Start of The data

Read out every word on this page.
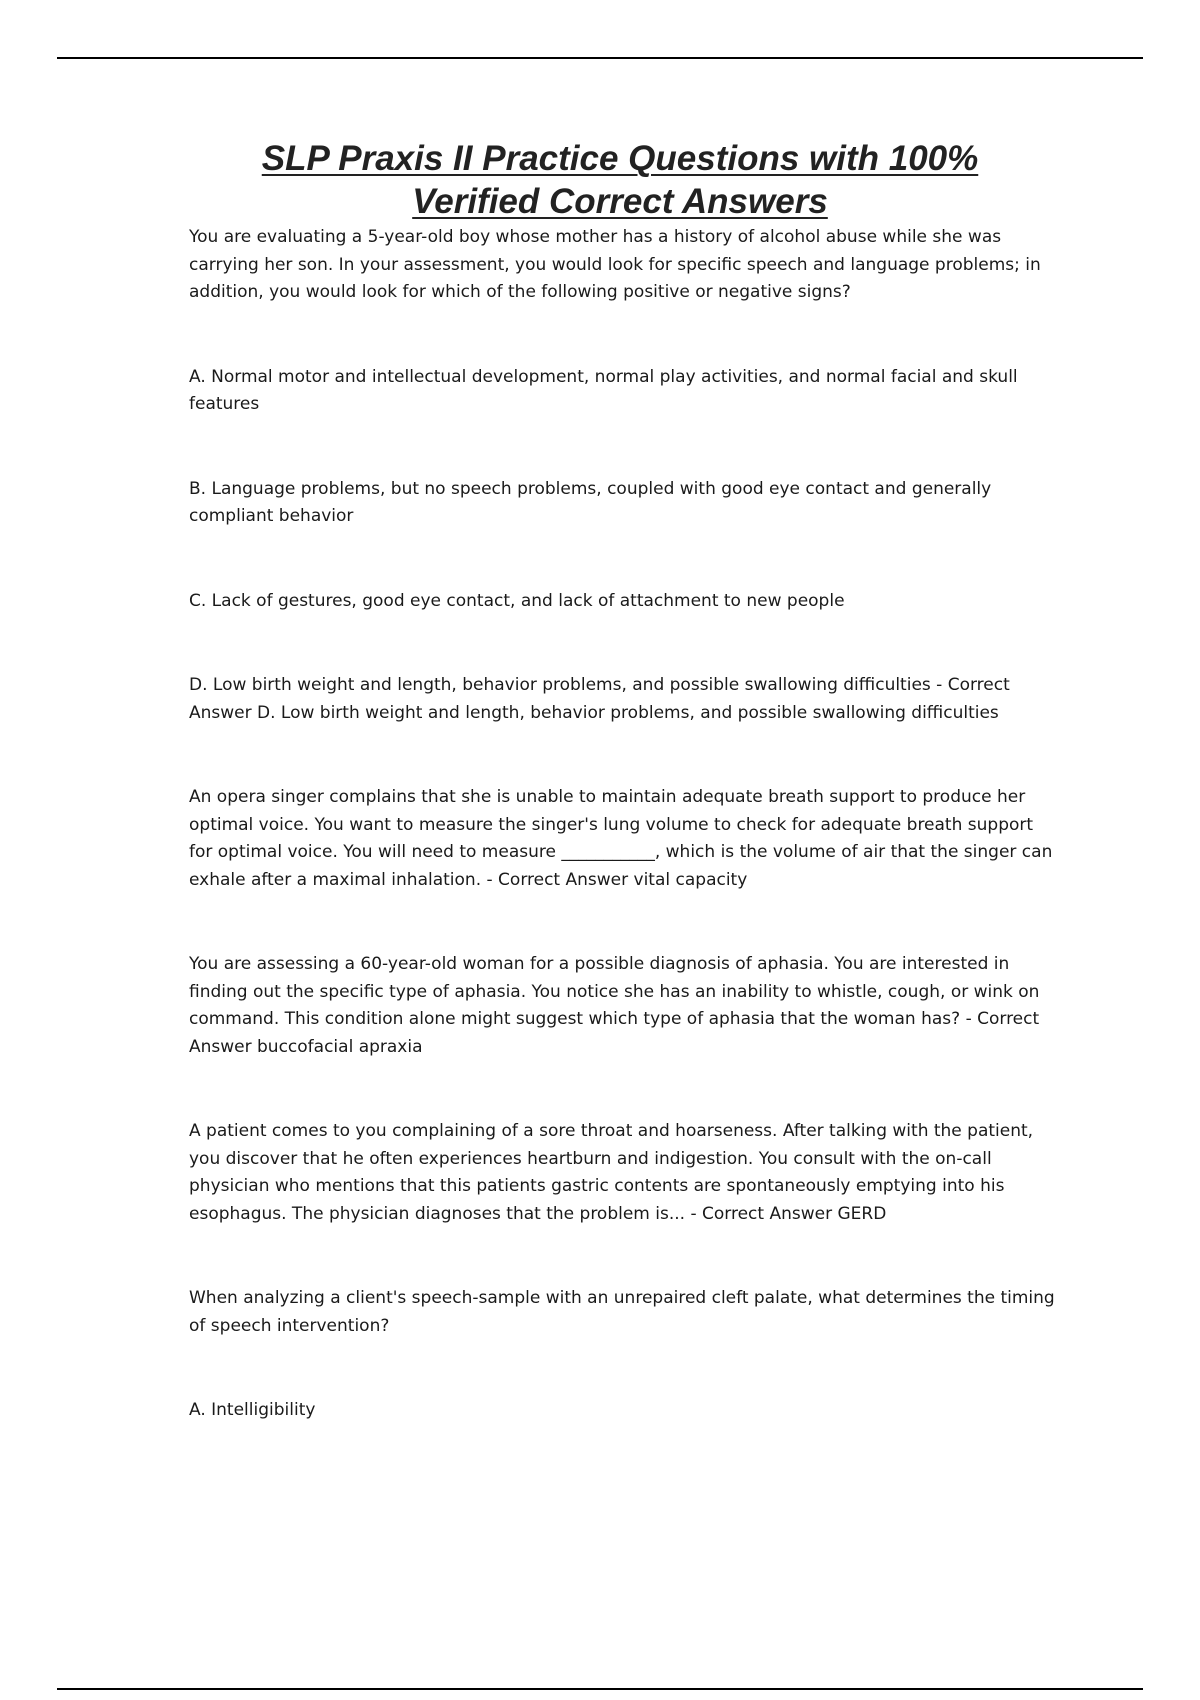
SLP Praxis II Practice Questions with 100%
Verified Correct Answers

You are evaluating a 5-year-old boy whose mother has a history of alcohol abuse while she was carrying her son. In your assessment, you would look for specific speech and language problems; in addition, you would look for which of the following positive or negative signs?

A. Normal motor and intellectual development, normal play activities, and normal facial and skull features

B. Language problems, but no speech problems, coupled with good eye contact and generally compliant behavior

C. Lack of gestures, good eye contact, and lack of attachment to new people

D. Low birth weight and length, behavior problems, and possible swallowing difficulties - Correct Answer D. Low birth weight and length, behavior problems, and possible swallowing difficulties

An opera singer complains that she is unable to maintain adequate breath support to produce her optimal voice. You want to measure the singer's lung volume to check for adequate breath support for optimal voice. You will need to measure ___________, which is the volume of air that the singer can exhale after a maximal inhalation. - Correct Answer vital capacity

You are assessing a 60-year-old woman for a possible diagnosis of aphasia. You are interested in finding out the specific type of aphasia. You notice she has an inability to whistle, cough, or wink on command. This condition alone might suggest which type of aphasia that the woman has? - Correct Answer buccofacial apraxia

A patient comes to you complaining of a sore throat and hoarseness. After talking with the patient, you discover that he often experiences heartburn and indigestion. You consult with the on-call physician who mentions that this patients gastric contents are spontaneously emptying into his esophagus. The physician diagnoses that the problem is... - Correct Answer GERD

When analyzing a client's speech-sample with an unrepaired cleft palate, what determines the timing of speech intervention?

A. Intelligibility
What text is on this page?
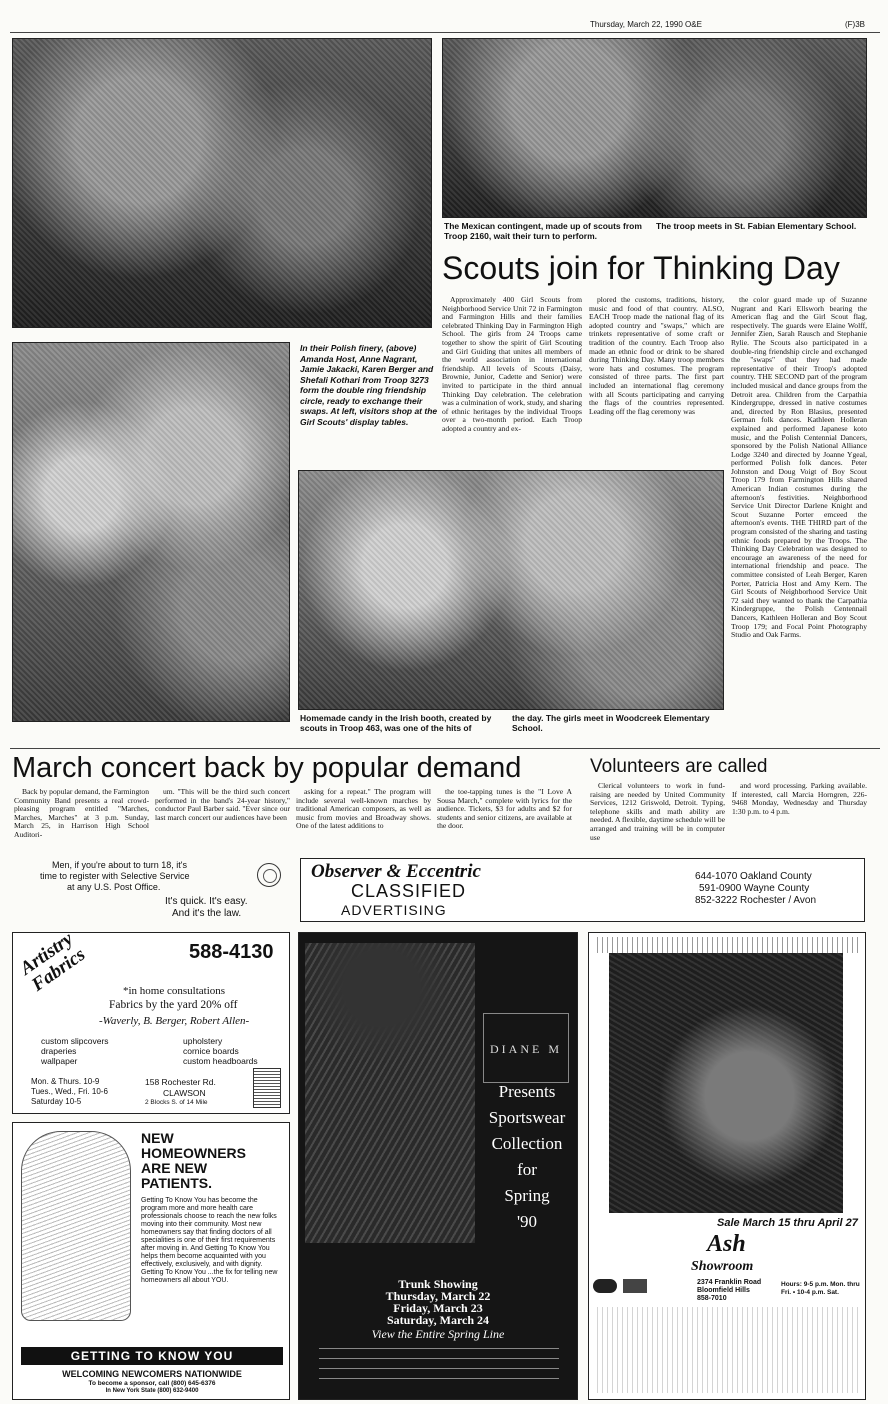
Thursday, March 22, 1990 O&E	(F)3B
The Mexican contingent, made up of scouts from Troop 2160, wait their turn to perform.
The troop meets in St. Fabian Elementary School.
Scouts join for Thinking Day
In their Polish finery, (above) Amanda Host, Anne Nagrant, Jamie Jakacki, Karen Berger and Shefali Kothari from Troop 3273 form the double ring friendship circle, ready to exchange their swaps. At left, visitors shop at the Girl Scouts' display tables.

Approximately 400 Girl Scouts from Neighborhood Service Unit 72 in Farmington and Farmington Hills and their families celebrated Thinking Day in Farmington High School. The girls from 24 Troops came together to show the spirit of Girl Scouting and Girl Guiding that unites all members of the world association in international friendship. All levels of Scouts (Daisy, Brownie, Junior, Cadette and Senior) were invited to participate in the third annual Thinking Day celebration. The celebration was a culmination of work, study, and sharing of ethnic heritages by the individual Troops over a two-month period. Each Troop adopted a country and ex-

plored the customs, traditions, history, music and food of that country. ALSO, EACH Troop made the national flag of its adopted country and "swaps," which are trinkets representative of some craft or tradition of the country. Each Troop also made an ethnic food or drink to be shared during Thinking Day. Many troop members wore hats and costumes. The program consisted of three parts. The first part included an international flag ceremony with all Scouts participating and carrying the flags of the countries represented. Leading off the flag ceremony was

the color guard made up of Suzanne Nugrant and Kari Ellsworh bearing the American flag and the Girl Scout flag, respectively. The guards were Elaine Wolff, Jennifer Zien, Sarah Rausch and Stephanie Rylie. The Scouts also participated in a double-ring friendship circle and exchanged the "swaps" that they had made representative of their Troop's adopted country. THE SECOND part of the program included musical and dance groups from the Detroit area. Children from the Carpathia Kindergruppe, dressed in native costumes and, directed by Ron Blasius, presented German folk dances. Kathleen Holleran explained and performed Japanese koto music, and the Polish Centennial Dancers, sponsored by the Polish National Alliance Lodge 3240 and directed by Joanne Ygeal, performed Polish folk dances. Peter Johnston and Doug Voigt of Boy Scout Troop 179 from Farmington Hills shared American Indian costumes during the afternoon's festivities. Neighborhood Service Unit Director Darlene Knight and Scout Suzanne Porter emceed the afternoon's events. THE THIRD part of the program consisted of the sharing and tasting ethnic foods prepared by the Troops. The Thinking Day Celebration was designed to encourage an awareness of the need for international friendship and peace. The committee consisted of Leah Berger, Karen Porter, Patricia Host and Amy Kern. The Girl Scouts of Neighborhood Service Unit 72 said they wanted to thank the Carpathia Kindergruppe, the Polish Centennail Dancers, Kathleen Holleran and Boy Scout Troop 179; and Focal Point Photography Studio and Oak Farms.

Homemade candy in the Irish booth, created by scouts in Troop 463, was one of the hits of
the day. The girls meet in Woodcreek Elementary School.
March concert back by popular demand

Back by popular demand, the Farmington Community Band presents a real crowd-pleasing program entitled "Marches, Marches, Marches" at 3 p.m. Sunday, March 25, in Harrison High School Auditori-

um. "This will be the third such concert performed in the band's 24-year history," conductor Paul Barber said. "Ever since our last march concert our audiences have been

asking for a repeat." The program will include several well-known marches by traditional American composers, as well as music from movies and Broadway shows. One of the latest additions to

the toe-tapping tunes is the "I Love A Sousa March," complete with lyrics for the audience. Tickets, $3 for adults and $2 for students and senior citizens, are available at the door.

Volunteers are called

Clerical volunteers to work in fund-raising are needed by United Community Services, 1212 Griswold, Detroit. Typing, telephone skills and math ability are needed. A flexible, daytime schedule will be arranged and training will be in computer use

and word processing. Parking available. If interested, call Marcia Horngren, 226-9468 Monday, Wednesday and Thursday 1:30 p.m. to 4 p.m.

Men, if you're about to turn 18, it's
time to register with Selective Service
at any U.S. Post Office.
It's quick. It's easy.
And it's the law.
Observer & Eccentric
CLASSIFIED
ADVERTISING
644-1070 Oakland County
591-0900 Wayne County
852-3222 Rochester / Avon
Artistry Fabrics	588-4130
*in home consultations
Fabrics by the yard 20% off
-Waverly, B. Berger, Robert Allen-
custom slipcovers
draperies
wallpaper
upholstery
cornice boards
custom headboards
Mon. & Thurs. 10-9
Tues., Wed., Fri. 10-6
Saturday 10-5
158 Rochester Rd.
CLAWSON
2 Blocks S. of 14 Mile
NEW
HOMEOWNERS
ARE NEW
PATIENTS.
Getting To Know You has become the program more and more health care professionals choose to reach the new folks moving into their community. Most new homeowners say that finding doctors of all specialities is one of their first requirements after moving in. And Getting To Know You helps them become acquainted with you effectively, exclusively, and with dignity. Getting To Know You ...the fix for telling new homeowners all about YOU.
GETTING TO KNOW YOU
WELCOMING NEWCOMERS NATIONWIDE
To become a sponsor, call (800) 645-6376
In New York State (800) 632-9400
DIANE M
Presents
Sportswear
Collection
for
Spring
'90
Trunk Showing
Thursday, March 22
Friday, March 23
Saturday, March 24
View the Entire Spring Line
Sale March 15 thru April 27
Ash
Showroom
2374 Franklin Road
Bloomfield Hills
858-7010
Hours: 9-5 p.m. Mon. thru Fri. • 10-4 p.m. Sat.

End of The data

Give back every record exactly, dropping its pictures.

> _Response_
Read out every word on this page.
SLP Praxis II Practice Questions with 100%
Verified Correct Answers

You are evaluating a 5-year-old boy whose mother has a history of alcohol abuse while she was carrying her son. In your assessment, you would look for specific speech and language problems; in addition, you would look for which of the following positive or negative signs?

A. Normal motor and intellectual development, normal play activities, and normal facial and skull features

B. Language problems, but no speech problems, coupled with good eye contact and generally compliant behavior

C. Lack of gestures, good eye contact, and lack of attachment to new people

D. Low birth weight and length, behavior problems, and possible swallowing difficulties - Correct Answer D. Low birth weight and length, behavior problems, and possible swallowing difficulties

An opera singer complains that she is unable to maintain adequate breath support to produce her optimal voice. You want to measure the singer's lung volume to check for adequate breath support for optimal voice. You will need to measure ___________, which is the volume of air that the singer can exhale after a maximal inhalation. - Correct Answer vital capacity

You are assessing a 60-year-old woman for a possible diagnosis of aphasia. You are interested in finding out the specific type of aphasia. You notice she has an inability to whistle, cough, or wink on command. This condition alone might suggest which type of aphasia that the woman has? - Correct Answer buccofacial apraxia

A patient comes to you complaining of a sore throat and hoarseness. After talking with the patient, you discover that he often experiences heartburn and indigestion. You consult with the on-call physician who mentions that this patients gastric contents are spontaneously emptying into his esophagus. The physician diagnoses that the problem is... - Correct Answer GERD

When analyzing a client's speech-sample with an unrepaired cleft palate, what determines the timing of speech intervention?

A. Intelligibility
What text is on this page?
Thursday, March 22, 1990 O&E	(F)3B
The Mexican contingent, made up of scouts from Troop 2160, wait their turn to perform.
The troop meets in St. Fabian Elementary School.
Scouts join for Thinking Day
In their Polish finery, (above) Amanda Host, Anne Nagrant, Jamie Jakacki, Karen Berger and Shefali Kothari from Troop 3273 form the double ring friendship circle, ready to exchange their swaps. At left, visitors shop at the Girl Scouts' display tables.

Approximately 400 Girl Scouts from Neighborhood Service Unit 72 in Farmington and Farmington Hills and their families celebrated Thinking Day in Farmington High School. The girls from 24 Troops came together to show the spirit of Girl Scouting and Girl Guiding that unites all members of the world association in international friendship. All levels of Scouts (Daisy, Brownie, Junior, Cadette and Senior) were invited to participate in the third annual Thinking Day celebration. The celebration was a culmination of work, study, and sharing of ethnic heritages by the individual Troops over a two-month period. Each Troop adopted a country and ex-

plored the customs, traditions, history, music and food of that country. ALSO, EACH Troop made the national flag of its adopted country and "swaps," which are trinkets representative of some craft or tradition of the country. Each Troop also made an ethnic food or drink to be shared during Thinking Day. Many troop members wore hats and costumes. The program consisted of three parts. The first part included an international flag ceremony with all Scouts participating and carrying the flags of the countries represented. Leading off the flag ceremony was

the color guard made up of Suzanne Nugrant and Kari Ellsworh bearing the American flag and the Girl Scout flag, respectively. The guards were Elaine Wolff, Jennifer Zien, Sarah Rausch and Stephanie Rylie. The Scouts also participated in a double-ring friendship circle and exchanged the "swaps" that they had made representative of their Troop's adopted country. THE SECOND part of the program included musical and dance groups from the Detroit area. Children from the Carpathia Kindergruppe, dressed in native costumes and, directed by Ron Blasius, presented German folk dances. Kathleen Holleran explained and performed Japanese koto music, and the Polish Centennial Dancers, sponsored by the Polish National Alliance Lodge 3240 and directed by Joanne Ygeal, performed Polish folk dances. Peter Johnston and Doug Voigt of Boy Scout Troop 179 from Farmington Hills shared American Indian costumes during the afternoon's festivities. Neighborhood Service Unit Director Darlene Knight and Scout Suzanne Porter emceed the afternoon's events. THE THIRD part of the program consisted of the sharing and tasting ethnic foods prepared by the Troops. The Thinking Day Celebration was designed to encourage an awareness of the need for international friendship and peace. The committee consisted of Leah Berger, Karen Porter, Patricia Host and Amy Kern. The Girl Scouts of Neighborhood Service Unit 72 said they wanted to thank the Carpathia Kindergruppe, the Polish Centennail Dancers, Kathleen Holleran and Boy Scout Troop 179; and Focal Point Photography Studio and Oak Farms.

Homemade candy in the Irish booth, created by scouts in Troop 463, was one of the hits of
the day. The girls meet in Woodcreek Elementary School.
March concert back by popular demand

Back by popular demand, the Farmington Community Band presents a real crowd-pleasing program entitled "Marches, Marches, Marches" at 3 p.m. Sunday, March 25, in Harrison High School Auditori-

um. "This will be the third such concert performed in the band's 24-year history," conductor Paul Barber said. "Ever since our last march concert our audiences have been

asking for a repeat." The program will include several well-known marches by traditional American composers, as well as music from movies and Broadway shows. One of the latest additions to

the toe-tapping tunes is the "I Love A Sousa March," complete with lyrics for the audience. Tickets, $3 for adults and $2 for students and senior citizens, are available at the door.

Volunteers are called

Clerical volunteers to work in fund-raising are needed by United Community Services, 1212 Griswold, Detroit. Typing, telephone skills and math ability are needed. A flexible, daytime schedule will be arranged and training will be in computer use

and word processing. Parking available. If interested, call Marcia Horngren, 226-9468 Monday, Wednesday and Thursday 1:30 p.m. to 4 p.m.

Men, if you're about to turn 18, it's
time to register with Selective Service
at any U.S. Post Office.
It's quick. It's easy.
And it's the law.
Observer & Eccentric
CLASSIFIED
ADVERTISING
644-1070 Oakland County
591-0900 Wayne County
852-3222 Rochester / Avon
Artistry Fabrics	588-4130
*in home consultations
Fabrics by the yard 20% off
-Waverly, B. Berger, Robert Allen-
custom slipcovers
draperies
wallpaper
upholstery
cornice boards
custom headboards
Mon. & Thurs. 10-9
Tues., Wed., Fri. 10-6
Saturday 10-5
158 Rochester Rd.
CLAWSON
2 Blocks S. of 14 Mile
NEW
HOMEOWNERS
ARE NEW
PATIENTS.
Getting To Know You has become the program more and more health care professionals choose to reach the new folks moving into their community. Most new homeowners say that finding doctors of all specialities is one of their first requirements after moving in. And Getting To Know You helps them become acquainted with you effectively, exclusively, and with dignity. Getting To Know You ...the fix for telling new homeowners all about YOU.
GETTING TO KNOW YOU
WELCOMING NEWCOMERS NATIONWIDE
To become a sponsor, call (800) 645-6376
In New York State (800) 632-9400
DIANE M
Presents
Sportswear
Collection
for
Spring
'90
Trunk Showing
Thursday, March 22
Friday, March 23
Saturday, March 24
View the Entire Spring Line
Sale March 15 thru April 27
Ash
Showroom
2374 Franklin Road
Bloomfield Hills
858-7010
Hours: 9-5 p.m. Mon. thru Fri. • 10-4 p.m. Sat.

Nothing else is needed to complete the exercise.